## Supplied text
* * * * *

4.1: One-Dimensional Wave Equation

The one-dimensional wave equation is given by

\begin{equation}
\label{waveone}
\dfrac{1}{c^2}u_{tt}-u_{xx}=0,
\end{equation}
where \(u=u(x,t)\) is a scalar function of two variables and \(c\) is a positive constant. According to previous considerations, all \(C^2\)-solutions of the wave equation are

\begin{equation}
\label{wavegen}
u(x,t)=f(x+ct)+g(x-ct),
\end{equation}

with arbitrary \(C^2\)-functions \(f\) and \(g\)

The Cauchy initial value problem for the wave equation is to find a \(C^2\)-solution of

\begin{eqnarray*}
\dfrac{1}{c^2}u_{tt}-u_{xx}&=&0\\
u(x,0)&=&\alpha(x)\\
u_t(x,0)&=&\beta(x),
\end{eqnarray*}

where \(\alpha,\ \beta\in C^2(-\infty,\infty)\) are given.

* * * * *

## Supplied data
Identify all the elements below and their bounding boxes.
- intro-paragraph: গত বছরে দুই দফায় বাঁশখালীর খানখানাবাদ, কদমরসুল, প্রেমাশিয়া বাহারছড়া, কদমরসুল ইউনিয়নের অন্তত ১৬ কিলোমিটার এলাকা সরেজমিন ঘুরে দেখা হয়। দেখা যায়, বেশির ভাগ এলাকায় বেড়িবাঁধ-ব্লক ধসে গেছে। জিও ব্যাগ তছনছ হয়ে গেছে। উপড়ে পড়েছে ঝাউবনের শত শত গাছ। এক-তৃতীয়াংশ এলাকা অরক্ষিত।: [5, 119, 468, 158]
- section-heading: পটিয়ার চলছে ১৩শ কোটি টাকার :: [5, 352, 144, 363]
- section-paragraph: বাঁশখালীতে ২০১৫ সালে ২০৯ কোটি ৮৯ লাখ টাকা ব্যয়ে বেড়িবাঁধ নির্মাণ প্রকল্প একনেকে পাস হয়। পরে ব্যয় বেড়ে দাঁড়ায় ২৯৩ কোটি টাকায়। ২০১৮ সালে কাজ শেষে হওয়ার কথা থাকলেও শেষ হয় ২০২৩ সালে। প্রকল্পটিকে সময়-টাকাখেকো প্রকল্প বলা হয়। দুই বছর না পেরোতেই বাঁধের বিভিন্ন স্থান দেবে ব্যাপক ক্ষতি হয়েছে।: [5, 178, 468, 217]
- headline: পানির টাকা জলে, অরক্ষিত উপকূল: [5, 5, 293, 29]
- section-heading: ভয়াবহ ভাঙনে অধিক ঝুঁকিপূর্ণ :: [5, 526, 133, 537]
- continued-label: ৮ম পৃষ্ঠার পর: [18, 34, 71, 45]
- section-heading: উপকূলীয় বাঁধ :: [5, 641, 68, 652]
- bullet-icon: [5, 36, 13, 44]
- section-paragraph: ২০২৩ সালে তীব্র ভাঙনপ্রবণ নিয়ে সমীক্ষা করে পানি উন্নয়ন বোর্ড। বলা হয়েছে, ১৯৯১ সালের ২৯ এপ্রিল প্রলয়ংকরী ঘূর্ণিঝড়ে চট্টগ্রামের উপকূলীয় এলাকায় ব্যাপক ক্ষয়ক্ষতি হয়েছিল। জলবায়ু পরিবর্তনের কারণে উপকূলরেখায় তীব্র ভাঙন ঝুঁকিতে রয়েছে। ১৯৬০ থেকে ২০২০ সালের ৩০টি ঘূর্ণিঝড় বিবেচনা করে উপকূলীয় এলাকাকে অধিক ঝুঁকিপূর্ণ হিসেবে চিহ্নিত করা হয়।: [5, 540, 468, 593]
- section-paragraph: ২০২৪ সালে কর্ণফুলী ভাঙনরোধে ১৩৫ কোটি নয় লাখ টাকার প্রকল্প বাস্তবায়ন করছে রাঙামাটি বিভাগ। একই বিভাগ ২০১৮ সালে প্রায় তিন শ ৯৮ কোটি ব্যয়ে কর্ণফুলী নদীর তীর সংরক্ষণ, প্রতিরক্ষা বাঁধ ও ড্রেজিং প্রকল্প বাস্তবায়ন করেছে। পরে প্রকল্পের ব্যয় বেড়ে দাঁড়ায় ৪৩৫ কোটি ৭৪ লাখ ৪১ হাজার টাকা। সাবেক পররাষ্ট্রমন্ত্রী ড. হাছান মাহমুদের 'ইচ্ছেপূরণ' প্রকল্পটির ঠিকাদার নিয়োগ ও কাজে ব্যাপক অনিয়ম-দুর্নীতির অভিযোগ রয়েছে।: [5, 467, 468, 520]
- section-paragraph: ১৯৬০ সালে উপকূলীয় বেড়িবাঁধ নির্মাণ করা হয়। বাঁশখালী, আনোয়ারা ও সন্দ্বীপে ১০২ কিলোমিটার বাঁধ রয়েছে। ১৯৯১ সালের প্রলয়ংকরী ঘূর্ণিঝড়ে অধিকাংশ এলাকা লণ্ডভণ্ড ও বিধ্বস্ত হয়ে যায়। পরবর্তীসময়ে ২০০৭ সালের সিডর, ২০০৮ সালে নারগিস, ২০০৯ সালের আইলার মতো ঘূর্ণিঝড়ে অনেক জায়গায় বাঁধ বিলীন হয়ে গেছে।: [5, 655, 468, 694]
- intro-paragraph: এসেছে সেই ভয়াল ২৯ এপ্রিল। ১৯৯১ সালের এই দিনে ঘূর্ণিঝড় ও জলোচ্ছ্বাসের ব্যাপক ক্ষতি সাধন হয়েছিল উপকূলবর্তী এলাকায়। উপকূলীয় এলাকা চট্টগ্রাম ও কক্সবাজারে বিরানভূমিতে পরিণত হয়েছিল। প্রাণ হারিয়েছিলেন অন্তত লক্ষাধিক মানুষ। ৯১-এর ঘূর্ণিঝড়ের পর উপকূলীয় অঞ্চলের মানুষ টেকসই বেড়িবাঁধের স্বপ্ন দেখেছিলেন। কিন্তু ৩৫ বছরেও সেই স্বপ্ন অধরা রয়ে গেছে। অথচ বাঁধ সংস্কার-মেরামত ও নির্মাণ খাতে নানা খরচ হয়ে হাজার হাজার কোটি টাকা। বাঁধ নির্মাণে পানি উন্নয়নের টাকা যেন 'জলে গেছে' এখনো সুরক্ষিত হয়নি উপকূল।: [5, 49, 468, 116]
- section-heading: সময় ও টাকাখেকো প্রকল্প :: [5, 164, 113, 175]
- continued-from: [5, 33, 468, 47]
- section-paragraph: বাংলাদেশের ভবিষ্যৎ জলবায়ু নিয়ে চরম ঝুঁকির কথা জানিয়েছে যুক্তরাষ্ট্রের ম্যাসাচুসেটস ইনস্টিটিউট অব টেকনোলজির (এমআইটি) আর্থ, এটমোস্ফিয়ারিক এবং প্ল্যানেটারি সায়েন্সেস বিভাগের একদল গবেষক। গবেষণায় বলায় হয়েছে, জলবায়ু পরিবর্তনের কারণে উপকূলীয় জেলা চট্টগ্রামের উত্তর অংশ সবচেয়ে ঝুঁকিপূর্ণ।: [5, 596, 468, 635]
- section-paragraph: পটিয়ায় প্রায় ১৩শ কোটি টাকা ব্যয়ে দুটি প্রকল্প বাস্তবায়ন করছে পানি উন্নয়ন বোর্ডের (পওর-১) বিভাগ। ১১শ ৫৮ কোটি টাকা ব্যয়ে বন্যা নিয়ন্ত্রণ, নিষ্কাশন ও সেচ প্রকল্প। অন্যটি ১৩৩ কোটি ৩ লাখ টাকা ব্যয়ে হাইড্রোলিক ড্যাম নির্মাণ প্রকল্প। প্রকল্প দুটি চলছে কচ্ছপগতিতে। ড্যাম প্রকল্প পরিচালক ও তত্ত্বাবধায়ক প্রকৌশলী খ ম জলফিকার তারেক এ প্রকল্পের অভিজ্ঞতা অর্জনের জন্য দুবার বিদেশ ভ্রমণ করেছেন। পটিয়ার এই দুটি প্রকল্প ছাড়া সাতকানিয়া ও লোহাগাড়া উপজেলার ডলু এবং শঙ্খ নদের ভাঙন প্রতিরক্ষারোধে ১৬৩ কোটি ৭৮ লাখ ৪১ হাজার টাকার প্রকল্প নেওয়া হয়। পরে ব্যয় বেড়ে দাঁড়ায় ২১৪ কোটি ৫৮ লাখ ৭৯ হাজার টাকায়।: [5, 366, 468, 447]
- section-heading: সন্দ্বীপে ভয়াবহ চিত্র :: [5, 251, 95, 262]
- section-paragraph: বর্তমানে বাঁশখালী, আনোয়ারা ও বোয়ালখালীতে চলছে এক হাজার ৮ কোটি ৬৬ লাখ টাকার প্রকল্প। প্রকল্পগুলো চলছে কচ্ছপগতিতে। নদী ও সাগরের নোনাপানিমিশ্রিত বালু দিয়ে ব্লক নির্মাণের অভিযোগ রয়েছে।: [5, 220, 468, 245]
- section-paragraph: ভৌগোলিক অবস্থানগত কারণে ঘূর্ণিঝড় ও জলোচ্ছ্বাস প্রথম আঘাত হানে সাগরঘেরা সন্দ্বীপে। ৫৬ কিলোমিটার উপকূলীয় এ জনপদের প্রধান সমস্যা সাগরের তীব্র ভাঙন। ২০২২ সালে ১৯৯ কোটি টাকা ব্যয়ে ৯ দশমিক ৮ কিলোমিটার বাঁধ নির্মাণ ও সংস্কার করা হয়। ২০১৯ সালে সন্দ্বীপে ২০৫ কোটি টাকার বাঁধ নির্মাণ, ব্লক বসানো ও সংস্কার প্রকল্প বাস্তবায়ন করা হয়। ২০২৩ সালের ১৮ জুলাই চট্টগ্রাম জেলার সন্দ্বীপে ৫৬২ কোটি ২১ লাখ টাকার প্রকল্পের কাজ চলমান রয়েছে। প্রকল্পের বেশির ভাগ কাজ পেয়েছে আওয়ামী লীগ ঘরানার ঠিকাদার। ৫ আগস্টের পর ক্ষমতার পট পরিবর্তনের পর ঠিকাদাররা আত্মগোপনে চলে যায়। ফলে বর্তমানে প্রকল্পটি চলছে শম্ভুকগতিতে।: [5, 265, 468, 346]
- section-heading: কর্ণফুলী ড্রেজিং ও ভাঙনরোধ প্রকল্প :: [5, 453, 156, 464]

* * * * *

## Things to do
a – Translate this sentence from the wave equation text into Spanish: "According to previous considerations, all C²-solutions of the wave equation are u(x,t) = f(x+ct) + g(x−ct), with arbitrary C²-functions f and g."
b – In the wave equation text, copy word for word the passage from "with arbitrary \(C^2\)-functions" to "C^2(-\infty,\infty)\) are given.".
The records are separate material, unrelated to the wave equation text.

## Complete answers
a – Según consideraciones previas, todas las soluciones de clase C² de la ecuación de ondas son u(x,t) = f(x+ct) + g(x−ct), con funciones arbitrarias f y g de clase C².

b –
with arbitrary \(C^2\)-functions \(f\) and \(g\)

The Cauchy initial value problem for the wave equation is to find a \(C^2\)-solution of

\begin{eqnarray*}
\dfrac{1}{c^2}u_{tt}-u_{xx}&=&0\\
u(x,0)&=&\alpha(x)\\
u_t(x,0)&=&\beta(x),
\end{eqnarray*}

where \(\alpha,\ \beta\in C^2(-\infty,\infty)\) are given.